Et y réinsuffler vie et fierté
En considérant la ville comme une personne, on constate qu’elle réagit comme telle.
On a pris le temps de s’interroger sur l’image des Mureaux. On nous faisait comprendre que notre problème était la trop grande diversité des populations (100 nationalités différentes) : comment utiliser cet apparent désavantage pour en faire un atout, une force ?
Nous avons défini 3 axes de travail pour revitaliser les Mureaux :
- Le vivre ensemble. Indispensable pour qu’une ville soit agréable, donne envie d’y venir et de s’y installer.
Afin que toutes les communautés puissent habiter cette ville de manière apaisée, nous organisons de nombreux événements intercommunautaires, comme les rencontres mensuelles lecture Bible / Coran ; il ne s’agit pas de débats interreligieux mais de compréhension de l’autre. Autre exemple : les rencontres mensuelles “Vivre les Mureaux“, en visioconférence, sur l’actualité de la ville, qui permettent d’intégrer les nouveaux habitants et de responsabiliser chacun sur le dynamisme du territoire. - L’emploi. Les actions d’insertion, de mise en relation d’entreprises / demandeurs d’emplois sont au cœur de notre travail, avec des façon de faire légèrement disruptives ! Par exemple, nous avons organisé des rencontres patrons / demandeurs d’emplois en accrobranche. Pendant 1h30, c’est le jeune qui aide le patron mis en difficulté ; l’entretien d’embauche a lieu à la suite de cette expérience, ce qui transforme les repères habituels !
- Le tourisme expérientiel. Aux Mureaux, nous organisons des visites de la ville, avec repas chez l’habitant. Grâce à une application mobile, vous réservez et payez votre repas de la nationalité qui vous inspire. Vous êtes ensuite accueilli comme un invité d’honneur au sein d’une famille. Vous vivez alors une expérience totalement immersive dans la culture du pays : manger avec la famille sur le tapis, dans un plat d’un mètre de diamètre, avec la main, par exemple.
Objectif 2024 : plein emploi
Nous avons créé un pôle territorial de coopération économique (PTCE) en lançant un appel auprès de tous les habitants, structures et associations du territoire : en moyenne, nous arrivons à réinsérer une personne en 7 mois. Pour une ville, nous allons suivre le même processus, en prenant 1 an pour 1 mois. Ainsi, dans 7 ans, on va faire en sorte d’atteindre le plein emploi pour la ville des Mureaux. Qui veut nous rejoindre ?

═══

# Votre tâche
D'après le passage fourni, combien de nationalités différentes la population des Mureaux compte-t-elle ?

═══

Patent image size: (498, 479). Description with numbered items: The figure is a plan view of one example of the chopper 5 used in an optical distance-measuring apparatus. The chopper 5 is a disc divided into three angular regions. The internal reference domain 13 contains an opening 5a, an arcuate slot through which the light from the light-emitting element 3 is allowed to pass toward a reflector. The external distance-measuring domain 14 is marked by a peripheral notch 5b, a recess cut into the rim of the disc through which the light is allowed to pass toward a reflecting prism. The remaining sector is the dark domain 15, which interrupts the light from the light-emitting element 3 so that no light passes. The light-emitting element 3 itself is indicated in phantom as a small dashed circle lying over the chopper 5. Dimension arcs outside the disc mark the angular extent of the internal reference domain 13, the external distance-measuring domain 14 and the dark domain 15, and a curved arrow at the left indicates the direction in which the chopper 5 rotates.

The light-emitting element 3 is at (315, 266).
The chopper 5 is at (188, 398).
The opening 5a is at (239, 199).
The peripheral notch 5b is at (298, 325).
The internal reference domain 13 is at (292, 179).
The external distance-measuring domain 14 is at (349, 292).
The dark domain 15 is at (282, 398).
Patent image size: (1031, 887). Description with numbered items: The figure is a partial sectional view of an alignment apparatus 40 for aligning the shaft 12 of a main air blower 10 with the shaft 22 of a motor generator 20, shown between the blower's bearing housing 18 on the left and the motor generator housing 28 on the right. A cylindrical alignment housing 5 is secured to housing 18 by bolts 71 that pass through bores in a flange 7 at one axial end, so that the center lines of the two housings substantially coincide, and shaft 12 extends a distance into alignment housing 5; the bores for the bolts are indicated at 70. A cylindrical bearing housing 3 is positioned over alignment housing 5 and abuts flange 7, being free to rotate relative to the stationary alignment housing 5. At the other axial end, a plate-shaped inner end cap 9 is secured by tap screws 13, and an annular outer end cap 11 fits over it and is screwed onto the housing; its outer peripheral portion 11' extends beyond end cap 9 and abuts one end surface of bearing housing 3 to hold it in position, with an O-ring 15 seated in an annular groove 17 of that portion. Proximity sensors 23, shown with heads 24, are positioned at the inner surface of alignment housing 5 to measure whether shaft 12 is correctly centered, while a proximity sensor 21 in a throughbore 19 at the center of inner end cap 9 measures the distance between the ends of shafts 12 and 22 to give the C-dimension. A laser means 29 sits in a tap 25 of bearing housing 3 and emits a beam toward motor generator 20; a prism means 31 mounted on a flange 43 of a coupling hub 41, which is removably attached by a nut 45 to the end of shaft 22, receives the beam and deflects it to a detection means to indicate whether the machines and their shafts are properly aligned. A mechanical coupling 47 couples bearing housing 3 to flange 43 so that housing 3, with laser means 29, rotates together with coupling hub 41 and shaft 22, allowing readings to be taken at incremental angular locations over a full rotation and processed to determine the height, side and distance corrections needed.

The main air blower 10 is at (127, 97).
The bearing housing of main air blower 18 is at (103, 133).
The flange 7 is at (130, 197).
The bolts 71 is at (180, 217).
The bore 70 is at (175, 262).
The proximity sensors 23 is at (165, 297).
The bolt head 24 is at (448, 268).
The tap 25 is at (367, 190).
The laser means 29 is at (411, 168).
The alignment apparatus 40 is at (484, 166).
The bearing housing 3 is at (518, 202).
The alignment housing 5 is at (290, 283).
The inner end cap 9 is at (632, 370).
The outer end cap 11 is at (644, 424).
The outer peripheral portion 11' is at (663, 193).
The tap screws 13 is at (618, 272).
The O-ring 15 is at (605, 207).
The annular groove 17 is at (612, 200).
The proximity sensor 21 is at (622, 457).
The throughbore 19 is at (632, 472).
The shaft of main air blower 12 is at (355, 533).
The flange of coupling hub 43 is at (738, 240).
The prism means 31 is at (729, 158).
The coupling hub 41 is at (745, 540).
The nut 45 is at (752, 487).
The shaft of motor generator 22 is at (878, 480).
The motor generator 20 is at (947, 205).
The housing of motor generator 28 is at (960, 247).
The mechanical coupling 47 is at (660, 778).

═══

# Réponse
100 nationalités différentes.